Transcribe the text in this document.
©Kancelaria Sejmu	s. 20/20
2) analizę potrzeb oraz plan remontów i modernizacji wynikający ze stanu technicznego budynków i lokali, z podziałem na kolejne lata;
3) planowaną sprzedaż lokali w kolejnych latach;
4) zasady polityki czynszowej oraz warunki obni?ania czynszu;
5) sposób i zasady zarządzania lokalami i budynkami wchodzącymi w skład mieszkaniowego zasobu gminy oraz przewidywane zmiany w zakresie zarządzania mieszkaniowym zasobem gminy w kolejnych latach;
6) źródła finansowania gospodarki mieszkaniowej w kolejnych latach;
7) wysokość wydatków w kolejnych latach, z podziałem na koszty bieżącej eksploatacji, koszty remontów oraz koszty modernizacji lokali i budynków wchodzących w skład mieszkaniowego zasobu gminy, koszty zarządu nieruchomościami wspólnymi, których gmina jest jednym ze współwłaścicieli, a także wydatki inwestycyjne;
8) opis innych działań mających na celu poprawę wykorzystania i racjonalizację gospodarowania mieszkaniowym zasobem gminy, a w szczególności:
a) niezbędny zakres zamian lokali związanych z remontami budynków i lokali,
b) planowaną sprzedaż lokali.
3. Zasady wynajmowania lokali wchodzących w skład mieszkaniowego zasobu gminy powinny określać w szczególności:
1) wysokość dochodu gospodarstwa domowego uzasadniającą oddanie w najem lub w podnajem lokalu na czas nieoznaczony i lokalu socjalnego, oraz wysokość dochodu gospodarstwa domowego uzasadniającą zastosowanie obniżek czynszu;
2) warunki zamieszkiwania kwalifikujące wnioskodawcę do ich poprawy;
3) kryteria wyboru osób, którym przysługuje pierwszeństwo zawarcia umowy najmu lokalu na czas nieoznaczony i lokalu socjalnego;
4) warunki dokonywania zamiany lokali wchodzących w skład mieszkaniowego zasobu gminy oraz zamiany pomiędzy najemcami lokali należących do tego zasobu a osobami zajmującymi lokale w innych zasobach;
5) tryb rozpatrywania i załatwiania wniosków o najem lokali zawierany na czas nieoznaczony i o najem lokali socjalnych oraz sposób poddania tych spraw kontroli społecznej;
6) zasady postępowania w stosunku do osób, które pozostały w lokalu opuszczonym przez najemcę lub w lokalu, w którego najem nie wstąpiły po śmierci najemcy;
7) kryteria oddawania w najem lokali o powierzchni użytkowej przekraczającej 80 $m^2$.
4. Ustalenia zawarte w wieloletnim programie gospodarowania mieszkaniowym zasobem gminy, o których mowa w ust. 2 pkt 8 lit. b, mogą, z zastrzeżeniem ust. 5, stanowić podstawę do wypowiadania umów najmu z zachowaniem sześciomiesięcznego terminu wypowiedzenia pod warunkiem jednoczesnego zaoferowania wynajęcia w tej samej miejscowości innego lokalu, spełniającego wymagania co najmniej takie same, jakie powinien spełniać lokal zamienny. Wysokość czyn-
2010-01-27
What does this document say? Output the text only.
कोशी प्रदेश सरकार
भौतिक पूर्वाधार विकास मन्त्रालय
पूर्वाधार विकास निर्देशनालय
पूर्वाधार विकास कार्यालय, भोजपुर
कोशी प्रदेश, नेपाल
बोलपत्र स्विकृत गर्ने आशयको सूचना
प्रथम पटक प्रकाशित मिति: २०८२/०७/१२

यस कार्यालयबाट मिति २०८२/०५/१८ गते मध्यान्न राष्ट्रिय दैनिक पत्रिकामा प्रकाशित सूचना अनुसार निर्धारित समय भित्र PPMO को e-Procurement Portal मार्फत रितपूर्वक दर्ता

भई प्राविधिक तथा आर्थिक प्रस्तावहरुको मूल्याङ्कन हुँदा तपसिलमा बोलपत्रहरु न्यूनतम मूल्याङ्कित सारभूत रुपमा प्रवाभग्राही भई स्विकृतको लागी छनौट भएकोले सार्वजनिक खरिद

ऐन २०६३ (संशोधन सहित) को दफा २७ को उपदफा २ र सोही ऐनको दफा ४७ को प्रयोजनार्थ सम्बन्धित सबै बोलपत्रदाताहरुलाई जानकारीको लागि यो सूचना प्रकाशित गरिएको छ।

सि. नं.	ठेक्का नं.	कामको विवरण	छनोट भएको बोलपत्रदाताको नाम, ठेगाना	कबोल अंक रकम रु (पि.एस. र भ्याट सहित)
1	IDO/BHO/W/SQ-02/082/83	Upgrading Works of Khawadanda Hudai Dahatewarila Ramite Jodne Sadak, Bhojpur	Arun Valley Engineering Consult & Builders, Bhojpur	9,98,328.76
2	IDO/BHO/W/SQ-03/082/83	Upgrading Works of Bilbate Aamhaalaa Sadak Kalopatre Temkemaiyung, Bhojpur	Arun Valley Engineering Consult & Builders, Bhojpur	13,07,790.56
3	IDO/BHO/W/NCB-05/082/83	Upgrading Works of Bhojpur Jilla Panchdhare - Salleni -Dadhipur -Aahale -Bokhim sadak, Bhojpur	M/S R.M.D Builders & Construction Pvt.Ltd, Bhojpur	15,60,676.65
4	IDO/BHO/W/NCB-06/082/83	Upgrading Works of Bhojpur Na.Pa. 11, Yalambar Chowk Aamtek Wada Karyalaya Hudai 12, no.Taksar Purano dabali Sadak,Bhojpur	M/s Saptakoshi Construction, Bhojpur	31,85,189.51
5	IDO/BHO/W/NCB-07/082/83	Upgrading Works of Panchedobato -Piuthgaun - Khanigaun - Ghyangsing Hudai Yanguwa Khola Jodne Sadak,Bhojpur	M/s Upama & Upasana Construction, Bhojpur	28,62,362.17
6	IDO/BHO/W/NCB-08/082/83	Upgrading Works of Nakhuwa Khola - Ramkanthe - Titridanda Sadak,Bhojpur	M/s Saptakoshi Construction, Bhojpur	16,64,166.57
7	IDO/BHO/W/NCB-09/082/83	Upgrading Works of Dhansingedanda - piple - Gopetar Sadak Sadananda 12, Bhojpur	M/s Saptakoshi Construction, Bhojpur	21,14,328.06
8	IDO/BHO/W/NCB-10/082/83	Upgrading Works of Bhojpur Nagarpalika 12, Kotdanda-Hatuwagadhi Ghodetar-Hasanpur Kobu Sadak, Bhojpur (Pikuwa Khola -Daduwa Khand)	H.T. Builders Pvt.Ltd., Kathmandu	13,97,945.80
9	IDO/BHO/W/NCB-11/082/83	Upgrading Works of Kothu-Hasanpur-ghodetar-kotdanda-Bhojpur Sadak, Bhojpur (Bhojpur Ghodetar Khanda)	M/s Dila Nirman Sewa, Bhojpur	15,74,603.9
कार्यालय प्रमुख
◇ ◇ ◇ ◇ ◇
- [TASK]:
Report all lines of the data that include the word "wchodzących".

- [FINISHED EXERCISE]:
7) wysokość wydatków w kolejnych latach, z podziałem na koszty bieżącej eksploatacji, koszty remontów oraz koszty modernizacji lokali i budynków wchodzących w skład mieszkaniowego zasobu gminy, koszty zarządu nieruchomościami wspólnymi, których gmina jest jednym ze współwłaścicieli, a także wydatki inwestycyjne;
3. Zasady wynajmowania lokali wchodzących w skład mieszkaniowego zasobu gminy powinny określać w szczególności:
4) warunki dokonywania zamiany lokali wchodzących w skład mieszkaniowego zasobu gminy oraz zamiany pomiędzy najemcami lokali należących do tego zasobu a osobami zajmującymi lokale w innych zasobach;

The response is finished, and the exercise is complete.